◆ Stated task ◆
Copy every line of the data that includes the string "Allocation".

(Items listed in a dataset)
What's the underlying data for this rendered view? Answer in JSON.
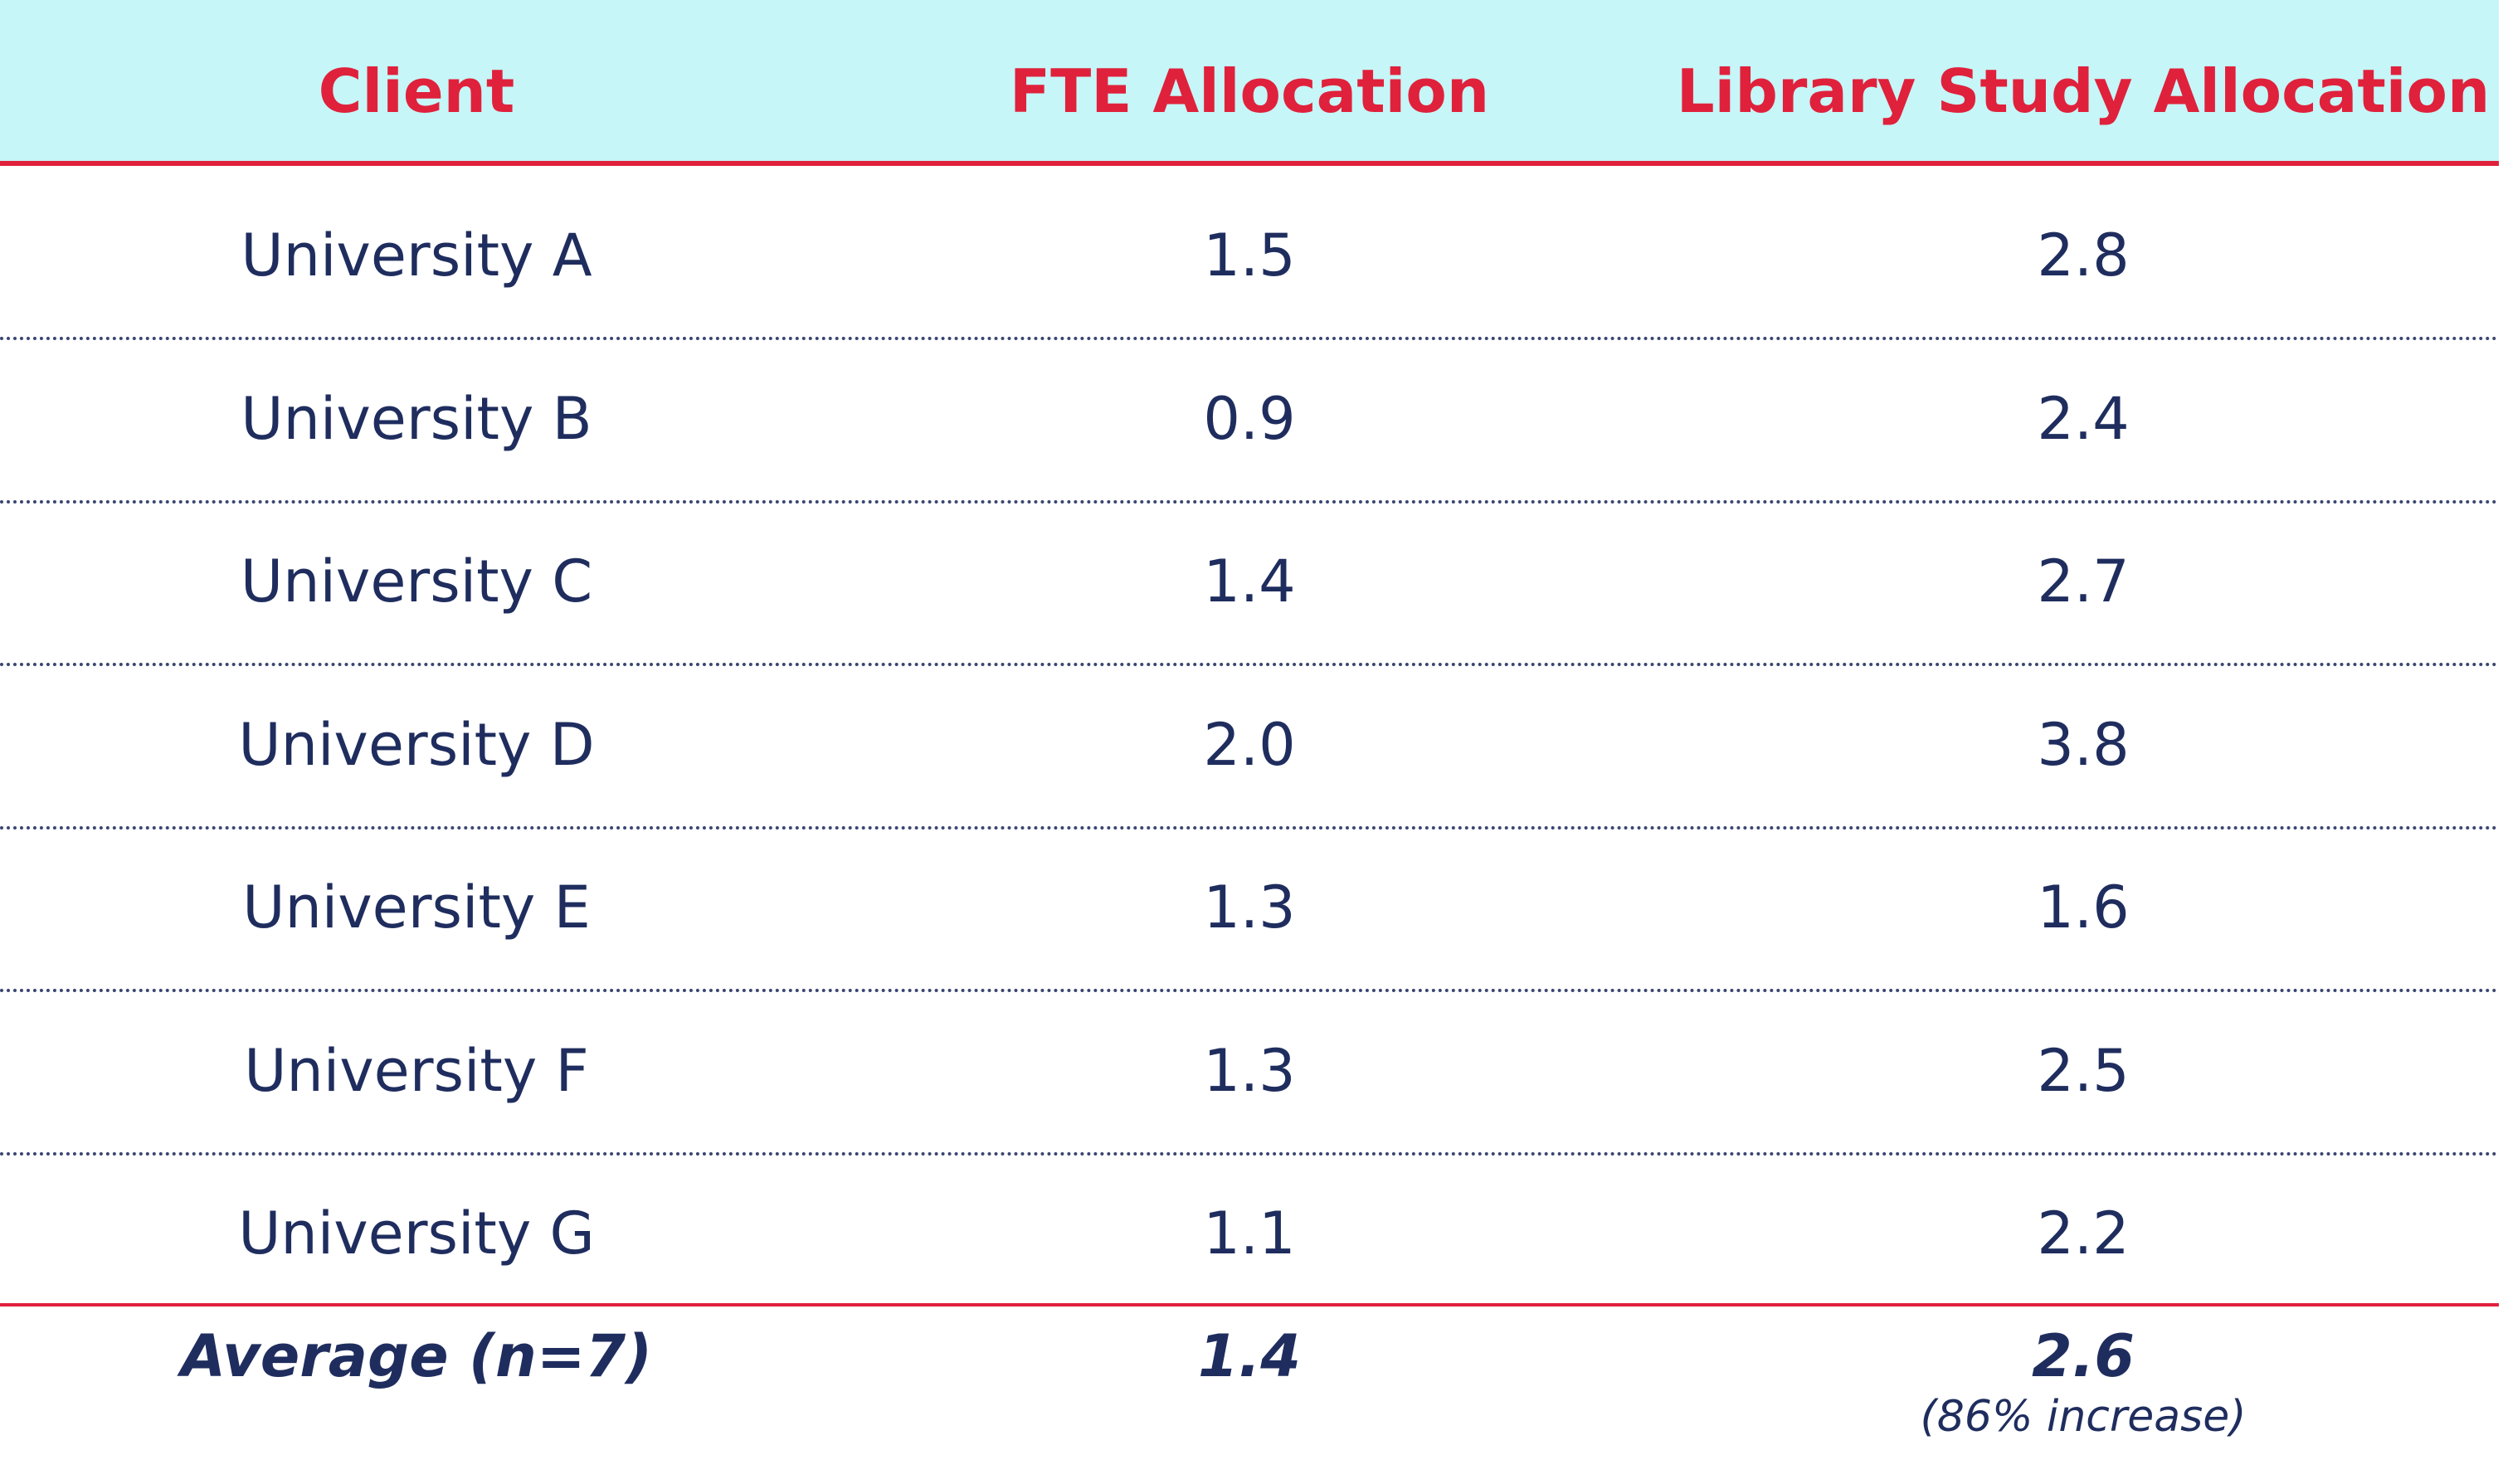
{
  "table": {
    "header": [
      "Client",
      "FTE Allocation",
      "Library Study Allocation"
    ],
    "rows": [
      [
        "University A",
        "1.5",
        "2.8"
      ],
      [
        "University B",
        "0.9",
        "2.4"
      ],
      [
        "University C",
        "1.4",
        "2.7"
      ],
      [
        "University D",
        "2.0",
        "3.8"
      ],
      [
        "University E",
        "1.3",
        "1.6"
      ],
      [
        "University F",
        "1.3",
        "2.5"
      ],
      [
        "University G",
        "1.1",
        "2.2"
      ]
    ],
    "footer": {
      "cells": [
        "Average (n=7)",
        "1.4",
        "2.6"
      ],
      "note": "(86% increase)"
    }
  }
}
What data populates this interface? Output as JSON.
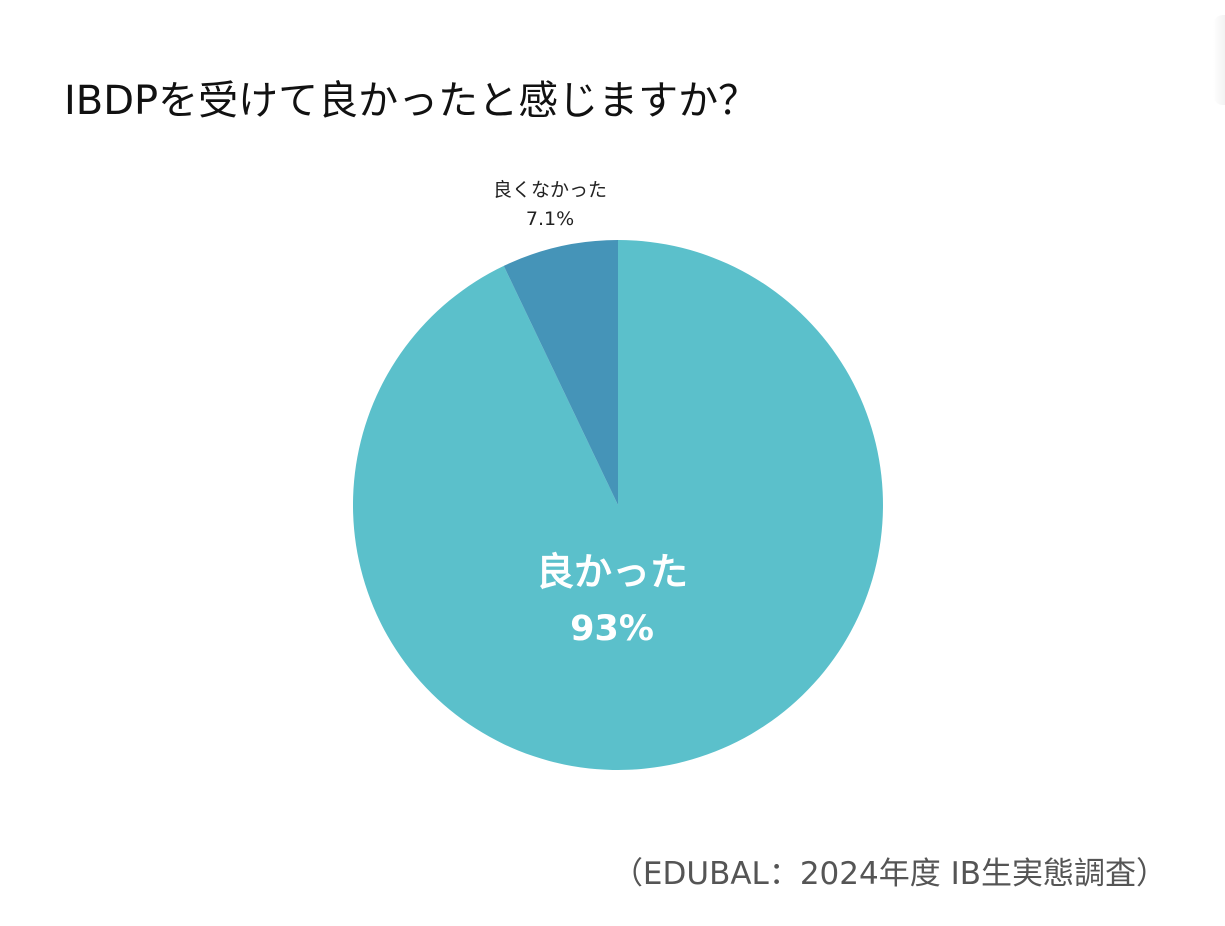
{
  "title": "IBDPを受けて良かったと感じますか？",
  "source": "（EDUBAL：2024年度 IB生実態調査）",
  "chart_data": {
    "type": "pie",
    "title": "IBDPを受けて良かったと感じますか？",
    "slices": [
      {
        "label": "良かった",
        "value": 93,
        "value_label": "93%",
        "color": "#5BC0CB",
        "label_color": "#ffffff",
        "label_position": "inside"
      },
      {
        "label": "良くなかった",
        "value": 7.1,
        "value_label": "7.1%",
        "color": "#4594B8",
        "label_color": "#222222",
        "label_position": "outside-top"
      }
    ],
    "start_angle": "12 o'clock",
    "direction": "counterclockwise from the small slice"
  }
}
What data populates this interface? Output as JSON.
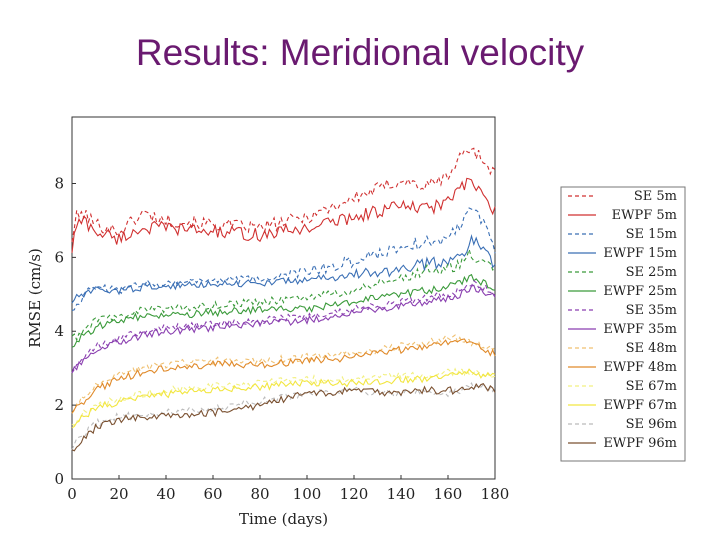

◆ Task answer ◆
      "FTE Allocation",
      "Library Study Allocation"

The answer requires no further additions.